- **読むための抜粋**:
# # # # #
就労継続支援B型のレア事業~農福連携にサブカルチャー
暮らし 仕事就労継続支援B型事業所とは、障害者向け就労支援のひとつで、雇用契約を結ばないことが特徴の作業所です。雇用契約がないため給料は「工賃」などと呼ばれ、とても低くなっている代わりに、柔軟な通所計画を組めることが長所となっています。所により差異はありますが。
B型事業所の工賃は、かなり頑張っている事業所でも月5万が精々という厳しいものです。しかし、敢えてそこに目を瞑ったとしても、今度は作業内容という問題が残っています。ほとんどのB型事業所では単価が1円にも満たないほど安い単純作業が中心となっており、大抵の人は安さと単純さから嫌になってきます。体感8割が内職だの軽作業だの単純作業だの…という感じです。
しかし、そんなB型事業所の世界にも隅々まで見渡せば、他ではほとんどやっていない仕事を取っている「カワリモノ」が若干あります。例えば、入所者のアートを中心とするやまなみ工房(滋賀県)が挙げられます。中にはどうやって採算を取っているのか不思議な事業所もありますが、「障害者の作業所=単純作業」という古いステレオタイプを打ち壊してくれる希望として頑張ってもらいたいですね。
農福連携に積極的「Works-SCS笹谷」
「農福連携」とは、農業と福祉が連携するということを意味しており、大まかな狙いは農業に従事する障害者を増やすことで担い手不足や就業率低迷に待ったをかけることです。B型事業所の農福連携には2タイプあり、事業所自身が持っている(借りている)土地で農業をするセルフ型と、事業所が農家へ入所者を送っていく派遣型がございます。
# # # # #
- **抜き出した情報**:
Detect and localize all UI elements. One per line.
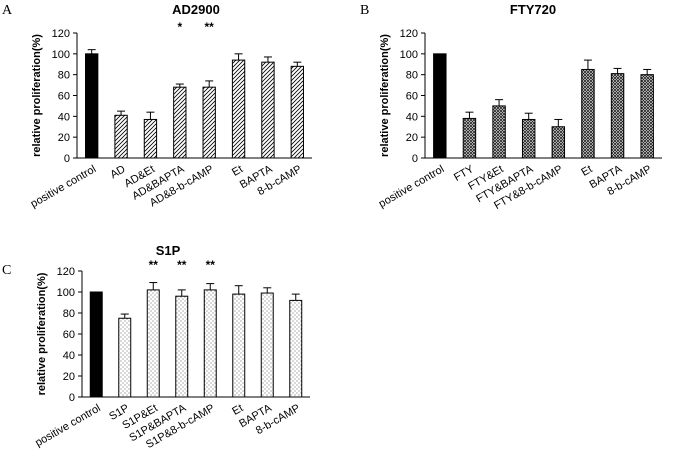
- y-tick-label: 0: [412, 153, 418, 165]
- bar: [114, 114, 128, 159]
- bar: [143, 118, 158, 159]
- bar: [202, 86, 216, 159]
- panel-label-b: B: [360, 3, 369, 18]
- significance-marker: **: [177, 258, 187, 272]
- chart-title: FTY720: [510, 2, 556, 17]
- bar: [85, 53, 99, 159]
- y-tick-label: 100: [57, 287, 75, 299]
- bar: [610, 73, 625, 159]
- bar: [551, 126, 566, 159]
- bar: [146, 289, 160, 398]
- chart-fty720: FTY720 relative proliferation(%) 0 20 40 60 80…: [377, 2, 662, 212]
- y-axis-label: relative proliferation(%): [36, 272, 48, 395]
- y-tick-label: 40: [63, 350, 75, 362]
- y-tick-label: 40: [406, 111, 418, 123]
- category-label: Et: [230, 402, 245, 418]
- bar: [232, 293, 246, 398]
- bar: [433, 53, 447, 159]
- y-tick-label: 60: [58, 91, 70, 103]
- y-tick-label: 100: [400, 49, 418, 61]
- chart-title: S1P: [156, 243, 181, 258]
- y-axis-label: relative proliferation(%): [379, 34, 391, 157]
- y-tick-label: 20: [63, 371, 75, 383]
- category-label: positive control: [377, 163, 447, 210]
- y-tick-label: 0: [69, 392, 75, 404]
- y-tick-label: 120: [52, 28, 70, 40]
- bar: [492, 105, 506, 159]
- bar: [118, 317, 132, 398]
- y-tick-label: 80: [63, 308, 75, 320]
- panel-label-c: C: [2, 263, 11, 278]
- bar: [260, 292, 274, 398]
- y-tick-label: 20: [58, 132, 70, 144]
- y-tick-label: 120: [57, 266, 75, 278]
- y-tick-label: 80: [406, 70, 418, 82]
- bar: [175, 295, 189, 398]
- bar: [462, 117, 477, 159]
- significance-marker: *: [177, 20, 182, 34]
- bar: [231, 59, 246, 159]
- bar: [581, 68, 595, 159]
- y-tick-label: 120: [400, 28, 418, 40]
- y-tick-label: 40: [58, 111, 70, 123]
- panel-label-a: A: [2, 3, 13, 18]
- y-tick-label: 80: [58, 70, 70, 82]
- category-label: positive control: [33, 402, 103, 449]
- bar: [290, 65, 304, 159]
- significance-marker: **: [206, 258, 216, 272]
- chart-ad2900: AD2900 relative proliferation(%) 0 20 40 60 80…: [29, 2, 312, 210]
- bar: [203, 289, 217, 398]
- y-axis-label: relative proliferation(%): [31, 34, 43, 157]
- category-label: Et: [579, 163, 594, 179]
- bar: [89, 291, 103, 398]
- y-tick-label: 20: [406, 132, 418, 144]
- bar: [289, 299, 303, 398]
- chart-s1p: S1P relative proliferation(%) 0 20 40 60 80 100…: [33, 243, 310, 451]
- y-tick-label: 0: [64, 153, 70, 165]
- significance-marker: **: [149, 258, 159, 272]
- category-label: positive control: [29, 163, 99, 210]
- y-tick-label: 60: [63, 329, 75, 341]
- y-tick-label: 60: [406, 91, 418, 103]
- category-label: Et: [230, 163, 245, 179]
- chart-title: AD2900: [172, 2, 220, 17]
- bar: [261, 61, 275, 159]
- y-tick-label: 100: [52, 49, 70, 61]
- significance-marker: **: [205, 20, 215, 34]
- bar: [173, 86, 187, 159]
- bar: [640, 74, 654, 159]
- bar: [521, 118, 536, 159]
# # # # #
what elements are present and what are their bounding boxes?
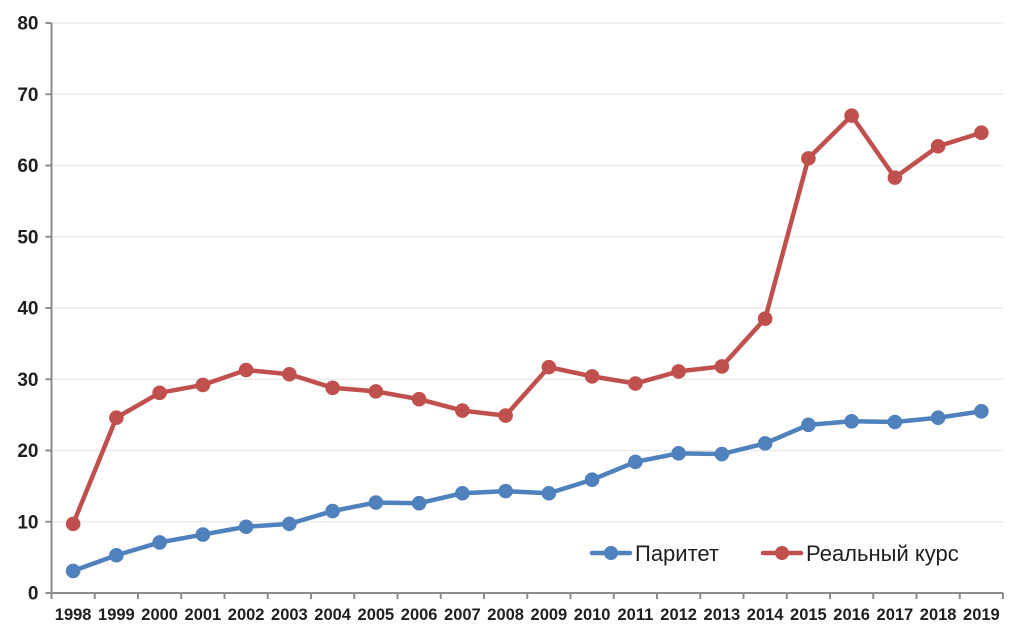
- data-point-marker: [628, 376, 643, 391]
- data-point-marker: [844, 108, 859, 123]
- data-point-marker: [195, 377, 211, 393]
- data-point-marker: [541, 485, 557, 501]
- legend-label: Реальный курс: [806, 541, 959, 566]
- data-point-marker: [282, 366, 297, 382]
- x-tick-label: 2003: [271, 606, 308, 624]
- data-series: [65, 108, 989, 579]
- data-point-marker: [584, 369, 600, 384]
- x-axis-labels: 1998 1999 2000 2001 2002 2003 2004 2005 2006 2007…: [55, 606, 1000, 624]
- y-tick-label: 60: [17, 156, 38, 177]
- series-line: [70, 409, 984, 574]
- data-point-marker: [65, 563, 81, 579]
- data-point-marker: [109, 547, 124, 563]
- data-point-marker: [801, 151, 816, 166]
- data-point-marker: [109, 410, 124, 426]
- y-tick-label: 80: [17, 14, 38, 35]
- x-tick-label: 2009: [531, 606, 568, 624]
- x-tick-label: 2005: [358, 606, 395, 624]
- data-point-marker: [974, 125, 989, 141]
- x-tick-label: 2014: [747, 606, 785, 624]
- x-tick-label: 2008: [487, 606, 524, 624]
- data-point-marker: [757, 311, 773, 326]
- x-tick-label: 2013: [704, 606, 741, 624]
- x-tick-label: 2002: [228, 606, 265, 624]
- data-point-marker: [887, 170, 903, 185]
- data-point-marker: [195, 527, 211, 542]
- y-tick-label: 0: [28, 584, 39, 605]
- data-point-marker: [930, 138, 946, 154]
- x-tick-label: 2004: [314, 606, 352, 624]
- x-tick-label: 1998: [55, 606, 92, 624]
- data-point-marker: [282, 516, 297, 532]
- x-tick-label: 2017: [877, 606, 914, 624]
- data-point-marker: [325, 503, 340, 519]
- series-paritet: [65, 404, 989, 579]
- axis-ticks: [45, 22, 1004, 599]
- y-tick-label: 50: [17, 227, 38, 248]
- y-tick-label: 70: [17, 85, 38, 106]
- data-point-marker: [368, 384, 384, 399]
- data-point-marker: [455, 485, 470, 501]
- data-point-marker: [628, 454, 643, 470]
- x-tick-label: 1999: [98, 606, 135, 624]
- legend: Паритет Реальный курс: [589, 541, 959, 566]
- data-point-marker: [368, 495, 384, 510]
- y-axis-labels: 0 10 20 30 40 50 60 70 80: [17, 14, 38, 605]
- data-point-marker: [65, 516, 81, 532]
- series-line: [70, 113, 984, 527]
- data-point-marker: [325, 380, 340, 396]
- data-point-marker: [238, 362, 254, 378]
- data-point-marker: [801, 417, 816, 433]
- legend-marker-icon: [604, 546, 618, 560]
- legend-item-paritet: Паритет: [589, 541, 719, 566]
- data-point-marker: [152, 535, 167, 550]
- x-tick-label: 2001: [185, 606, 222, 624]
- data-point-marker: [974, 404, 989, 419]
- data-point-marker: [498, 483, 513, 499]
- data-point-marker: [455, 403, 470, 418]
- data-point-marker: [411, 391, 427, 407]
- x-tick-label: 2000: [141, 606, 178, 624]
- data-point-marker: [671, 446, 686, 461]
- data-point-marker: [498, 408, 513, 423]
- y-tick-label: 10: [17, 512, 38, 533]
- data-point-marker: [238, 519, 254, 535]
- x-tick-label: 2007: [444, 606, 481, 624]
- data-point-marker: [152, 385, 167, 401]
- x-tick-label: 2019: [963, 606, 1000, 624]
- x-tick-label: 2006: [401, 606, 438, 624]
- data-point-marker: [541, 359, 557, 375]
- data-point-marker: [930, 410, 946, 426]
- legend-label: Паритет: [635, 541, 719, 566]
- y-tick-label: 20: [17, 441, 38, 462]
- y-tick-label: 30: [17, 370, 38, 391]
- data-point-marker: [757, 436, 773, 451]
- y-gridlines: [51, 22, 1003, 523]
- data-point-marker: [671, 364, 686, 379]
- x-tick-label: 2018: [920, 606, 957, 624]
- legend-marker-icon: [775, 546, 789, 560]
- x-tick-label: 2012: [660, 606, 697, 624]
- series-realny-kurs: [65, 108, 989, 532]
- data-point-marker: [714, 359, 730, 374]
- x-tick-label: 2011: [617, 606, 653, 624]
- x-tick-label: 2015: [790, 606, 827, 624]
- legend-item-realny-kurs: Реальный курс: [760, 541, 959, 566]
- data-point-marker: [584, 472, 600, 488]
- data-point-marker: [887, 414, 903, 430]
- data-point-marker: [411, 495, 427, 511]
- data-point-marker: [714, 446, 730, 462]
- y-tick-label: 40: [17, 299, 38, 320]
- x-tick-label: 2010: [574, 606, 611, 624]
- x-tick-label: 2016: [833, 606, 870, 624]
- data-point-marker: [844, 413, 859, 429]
# # # # #
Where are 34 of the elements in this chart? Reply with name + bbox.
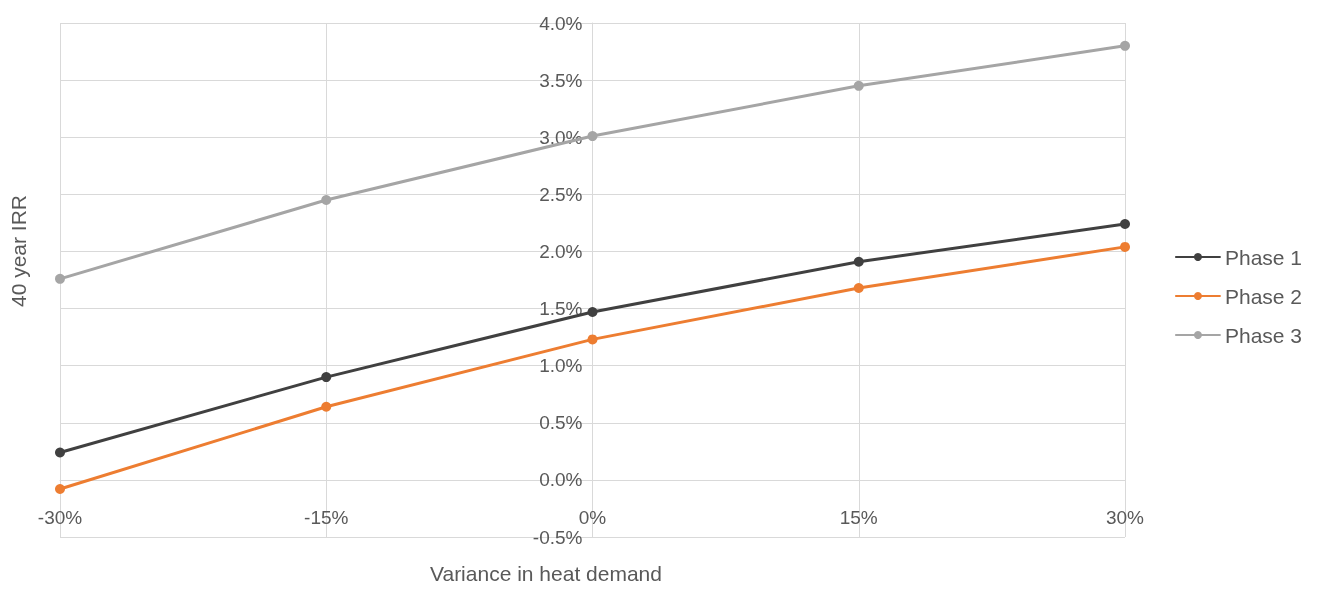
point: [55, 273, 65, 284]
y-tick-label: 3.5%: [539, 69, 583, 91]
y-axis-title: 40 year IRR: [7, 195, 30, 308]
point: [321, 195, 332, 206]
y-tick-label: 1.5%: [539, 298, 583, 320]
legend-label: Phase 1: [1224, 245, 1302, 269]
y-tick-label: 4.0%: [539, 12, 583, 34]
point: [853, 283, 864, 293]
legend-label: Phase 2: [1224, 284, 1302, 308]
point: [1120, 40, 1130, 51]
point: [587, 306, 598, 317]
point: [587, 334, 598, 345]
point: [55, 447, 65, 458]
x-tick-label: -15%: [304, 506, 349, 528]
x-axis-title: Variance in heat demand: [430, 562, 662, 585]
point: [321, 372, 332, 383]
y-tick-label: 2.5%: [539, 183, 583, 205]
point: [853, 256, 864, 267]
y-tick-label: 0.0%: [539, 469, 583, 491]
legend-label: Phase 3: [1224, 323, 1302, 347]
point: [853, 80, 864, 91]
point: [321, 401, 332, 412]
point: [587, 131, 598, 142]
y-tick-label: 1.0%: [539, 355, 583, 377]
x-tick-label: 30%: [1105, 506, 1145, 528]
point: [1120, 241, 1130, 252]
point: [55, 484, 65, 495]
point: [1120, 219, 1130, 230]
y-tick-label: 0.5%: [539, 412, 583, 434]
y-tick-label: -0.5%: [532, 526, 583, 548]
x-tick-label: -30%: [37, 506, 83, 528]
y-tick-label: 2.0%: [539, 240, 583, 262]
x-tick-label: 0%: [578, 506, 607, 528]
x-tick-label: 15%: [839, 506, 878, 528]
# # # # #
- **作業 A**:
抜粋の中で、入所者のアートを中心とする事業所の例として挙げられているのはどこですか。
- **作業 B**:
リストの中から "курс" という文字列を含む行をすべて書き出してください。大文字と小文字は区別します。
抜粋とリストは互いに関係のない別々のものです。

- **作業の結果 A**:
滋賀県のやまなみ工房です。

- **作業の結果 B**:
- legend-label: Реальный курс: [806, 541, 959, 566]
- legend: Паритет Реальный курс: [589, 541, 959, 566]
- legend-item-realny-kurs: Реальный курс: [760, 541, 959, 566]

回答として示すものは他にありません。